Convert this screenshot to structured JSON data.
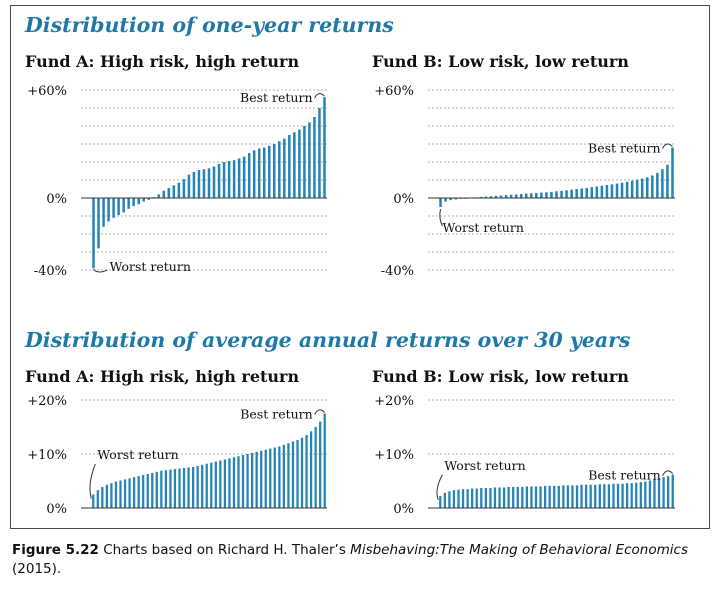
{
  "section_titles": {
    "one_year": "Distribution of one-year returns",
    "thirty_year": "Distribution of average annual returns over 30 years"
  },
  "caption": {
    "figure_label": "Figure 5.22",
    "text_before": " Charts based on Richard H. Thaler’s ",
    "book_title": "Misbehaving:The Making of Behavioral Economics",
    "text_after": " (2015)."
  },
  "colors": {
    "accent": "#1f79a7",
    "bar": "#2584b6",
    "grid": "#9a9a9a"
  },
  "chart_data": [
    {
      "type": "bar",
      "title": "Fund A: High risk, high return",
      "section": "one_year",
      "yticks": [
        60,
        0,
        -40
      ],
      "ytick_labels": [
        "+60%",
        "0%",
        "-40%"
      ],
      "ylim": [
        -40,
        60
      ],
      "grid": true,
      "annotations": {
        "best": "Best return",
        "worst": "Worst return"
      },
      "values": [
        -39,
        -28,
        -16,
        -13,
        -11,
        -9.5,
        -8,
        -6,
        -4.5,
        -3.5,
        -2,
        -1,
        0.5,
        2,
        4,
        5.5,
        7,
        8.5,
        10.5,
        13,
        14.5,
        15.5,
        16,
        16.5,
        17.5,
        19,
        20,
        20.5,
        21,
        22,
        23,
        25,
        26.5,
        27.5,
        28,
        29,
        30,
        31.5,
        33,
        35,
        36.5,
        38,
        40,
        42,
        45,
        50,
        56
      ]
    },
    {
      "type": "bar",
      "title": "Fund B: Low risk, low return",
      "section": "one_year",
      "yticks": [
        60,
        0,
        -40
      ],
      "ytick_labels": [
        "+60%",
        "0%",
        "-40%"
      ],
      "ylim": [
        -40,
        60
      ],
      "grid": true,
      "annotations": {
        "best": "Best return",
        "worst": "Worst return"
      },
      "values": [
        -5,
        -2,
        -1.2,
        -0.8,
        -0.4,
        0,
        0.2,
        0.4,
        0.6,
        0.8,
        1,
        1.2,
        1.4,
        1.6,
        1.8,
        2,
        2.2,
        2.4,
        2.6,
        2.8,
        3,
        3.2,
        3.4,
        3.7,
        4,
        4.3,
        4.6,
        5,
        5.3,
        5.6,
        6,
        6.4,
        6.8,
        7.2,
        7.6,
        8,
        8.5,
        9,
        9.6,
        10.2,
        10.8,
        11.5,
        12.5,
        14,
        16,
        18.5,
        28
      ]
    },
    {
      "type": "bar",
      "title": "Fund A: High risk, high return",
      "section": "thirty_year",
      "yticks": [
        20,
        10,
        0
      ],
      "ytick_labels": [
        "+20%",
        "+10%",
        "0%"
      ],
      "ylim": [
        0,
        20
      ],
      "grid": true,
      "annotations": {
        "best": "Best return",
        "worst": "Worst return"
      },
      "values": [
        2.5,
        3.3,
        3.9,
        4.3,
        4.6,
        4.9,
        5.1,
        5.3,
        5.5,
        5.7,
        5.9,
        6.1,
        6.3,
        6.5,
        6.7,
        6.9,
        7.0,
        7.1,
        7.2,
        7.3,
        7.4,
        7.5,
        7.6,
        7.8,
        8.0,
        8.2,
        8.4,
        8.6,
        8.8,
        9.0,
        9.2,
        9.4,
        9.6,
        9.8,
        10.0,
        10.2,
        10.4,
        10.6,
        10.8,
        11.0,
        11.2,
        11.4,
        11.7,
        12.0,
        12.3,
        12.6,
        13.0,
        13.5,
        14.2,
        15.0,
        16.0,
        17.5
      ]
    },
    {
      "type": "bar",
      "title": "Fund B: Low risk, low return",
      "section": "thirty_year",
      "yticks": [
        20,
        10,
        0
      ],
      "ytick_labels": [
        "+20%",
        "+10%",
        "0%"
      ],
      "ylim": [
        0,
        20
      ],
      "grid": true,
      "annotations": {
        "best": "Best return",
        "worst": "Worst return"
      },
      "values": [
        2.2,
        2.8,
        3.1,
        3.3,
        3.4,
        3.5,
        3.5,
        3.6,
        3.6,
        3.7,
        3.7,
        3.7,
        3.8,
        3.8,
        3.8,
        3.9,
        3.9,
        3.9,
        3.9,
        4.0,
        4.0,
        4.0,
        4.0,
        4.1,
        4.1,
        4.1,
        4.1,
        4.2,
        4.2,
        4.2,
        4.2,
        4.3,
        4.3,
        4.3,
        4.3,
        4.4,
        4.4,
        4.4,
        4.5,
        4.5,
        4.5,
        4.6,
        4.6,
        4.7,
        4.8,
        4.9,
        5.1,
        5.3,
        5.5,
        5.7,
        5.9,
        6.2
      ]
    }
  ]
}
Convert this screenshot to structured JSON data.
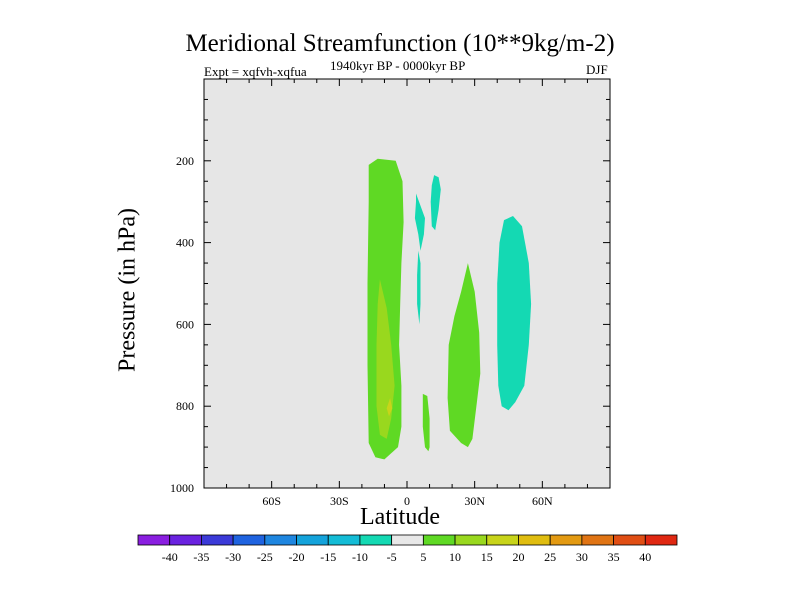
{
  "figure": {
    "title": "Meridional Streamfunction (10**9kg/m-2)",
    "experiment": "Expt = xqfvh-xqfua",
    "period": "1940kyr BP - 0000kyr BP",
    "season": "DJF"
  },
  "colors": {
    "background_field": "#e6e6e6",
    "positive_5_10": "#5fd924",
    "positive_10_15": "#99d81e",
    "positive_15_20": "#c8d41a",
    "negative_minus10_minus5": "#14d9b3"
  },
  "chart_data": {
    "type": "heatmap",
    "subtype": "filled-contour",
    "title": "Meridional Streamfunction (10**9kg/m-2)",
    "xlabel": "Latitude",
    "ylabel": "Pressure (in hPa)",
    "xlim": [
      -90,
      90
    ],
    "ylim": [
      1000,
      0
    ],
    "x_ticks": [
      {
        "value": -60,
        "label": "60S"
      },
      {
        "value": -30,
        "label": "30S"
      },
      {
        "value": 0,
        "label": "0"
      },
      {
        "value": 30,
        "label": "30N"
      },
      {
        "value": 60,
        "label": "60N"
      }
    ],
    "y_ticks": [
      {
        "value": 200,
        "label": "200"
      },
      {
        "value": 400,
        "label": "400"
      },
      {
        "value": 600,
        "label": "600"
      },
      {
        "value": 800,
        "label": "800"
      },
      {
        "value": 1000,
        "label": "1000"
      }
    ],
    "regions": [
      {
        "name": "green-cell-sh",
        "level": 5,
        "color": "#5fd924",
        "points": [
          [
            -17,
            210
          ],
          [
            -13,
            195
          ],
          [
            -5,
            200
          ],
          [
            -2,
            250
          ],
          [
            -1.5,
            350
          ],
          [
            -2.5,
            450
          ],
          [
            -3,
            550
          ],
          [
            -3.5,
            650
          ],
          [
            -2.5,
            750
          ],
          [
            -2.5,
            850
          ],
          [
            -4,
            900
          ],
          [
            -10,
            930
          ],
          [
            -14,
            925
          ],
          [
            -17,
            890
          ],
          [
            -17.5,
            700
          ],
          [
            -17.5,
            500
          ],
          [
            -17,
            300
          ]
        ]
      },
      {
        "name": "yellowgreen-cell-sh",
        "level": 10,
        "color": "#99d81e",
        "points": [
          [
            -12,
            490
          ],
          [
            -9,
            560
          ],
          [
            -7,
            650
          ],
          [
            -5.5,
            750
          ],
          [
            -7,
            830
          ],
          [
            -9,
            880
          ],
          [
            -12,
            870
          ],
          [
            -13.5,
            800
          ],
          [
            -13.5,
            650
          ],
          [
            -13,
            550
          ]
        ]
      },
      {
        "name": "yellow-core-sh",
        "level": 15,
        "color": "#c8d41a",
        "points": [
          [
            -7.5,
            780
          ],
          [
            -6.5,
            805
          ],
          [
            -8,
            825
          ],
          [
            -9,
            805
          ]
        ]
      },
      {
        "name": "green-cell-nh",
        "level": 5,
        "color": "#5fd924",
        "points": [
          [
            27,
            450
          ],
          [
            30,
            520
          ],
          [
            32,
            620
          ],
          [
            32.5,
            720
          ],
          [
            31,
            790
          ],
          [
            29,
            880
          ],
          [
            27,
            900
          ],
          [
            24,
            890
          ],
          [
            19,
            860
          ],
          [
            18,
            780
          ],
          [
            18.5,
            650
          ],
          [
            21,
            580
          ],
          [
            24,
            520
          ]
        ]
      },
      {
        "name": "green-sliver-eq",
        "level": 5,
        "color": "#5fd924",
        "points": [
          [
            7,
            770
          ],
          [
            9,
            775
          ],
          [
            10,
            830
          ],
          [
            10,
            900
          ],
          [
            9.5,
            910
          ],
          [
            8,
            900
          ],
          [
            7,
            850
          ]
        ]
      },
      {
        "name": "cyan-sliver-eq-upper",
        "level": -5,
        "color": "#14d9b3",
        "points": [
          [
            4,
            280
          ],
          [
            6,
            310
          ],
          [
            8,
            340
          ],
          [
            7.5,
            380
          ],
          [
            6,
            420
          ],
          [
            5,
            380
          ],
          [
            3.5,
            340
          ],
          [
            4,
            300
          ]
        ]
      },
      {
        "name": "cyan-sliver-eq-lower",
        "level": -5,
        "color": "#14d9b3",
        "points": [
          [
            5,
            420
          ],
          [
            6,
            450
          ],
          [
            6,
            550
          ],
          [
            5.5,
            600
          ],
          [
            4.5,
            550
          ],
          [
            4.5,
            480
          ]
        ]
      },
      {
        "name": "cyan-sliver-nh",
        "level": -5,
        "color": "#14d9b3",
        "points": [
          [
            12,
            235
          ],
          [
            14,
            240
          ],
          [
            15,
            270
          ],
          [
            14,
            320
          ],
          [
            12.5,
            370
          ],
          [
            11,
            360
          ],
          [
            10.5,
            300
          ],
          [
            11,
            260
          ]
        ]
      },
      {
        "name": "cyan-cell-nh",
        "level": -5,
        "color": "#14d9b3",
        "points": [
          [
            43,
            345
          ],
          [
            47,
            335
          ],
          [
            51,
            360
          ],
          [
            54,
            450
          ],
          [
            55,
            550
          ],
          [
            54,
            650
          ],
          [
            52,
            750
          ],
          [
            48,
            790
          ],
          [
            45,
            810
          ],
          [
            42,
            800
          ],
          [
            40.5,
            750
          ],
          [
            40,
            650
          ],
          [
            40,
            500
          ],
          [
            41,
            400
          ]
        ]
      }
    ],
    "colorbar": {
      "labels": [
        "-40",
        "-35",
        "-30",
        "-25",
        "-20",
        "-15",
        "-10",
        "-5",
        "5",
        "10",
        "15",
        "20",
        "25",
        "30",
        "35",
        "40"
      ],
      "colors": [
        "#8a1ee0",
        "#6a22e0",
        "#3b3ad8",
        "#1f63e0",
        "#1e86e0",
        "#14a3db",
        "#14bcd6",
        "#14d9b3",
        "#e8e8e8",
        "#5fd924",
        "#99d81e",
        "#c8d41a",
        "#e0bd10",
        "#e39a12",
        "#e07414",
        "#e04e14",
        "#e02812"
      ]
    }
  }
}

_The problem_
Every line holding "cell" should be copied out.

_Result_
        "name": "green-cell-sh",
        "name": "yellowgreen-cell-sh",
        "name": "green-cell-nh",
        "name": "cyan-cell-nh",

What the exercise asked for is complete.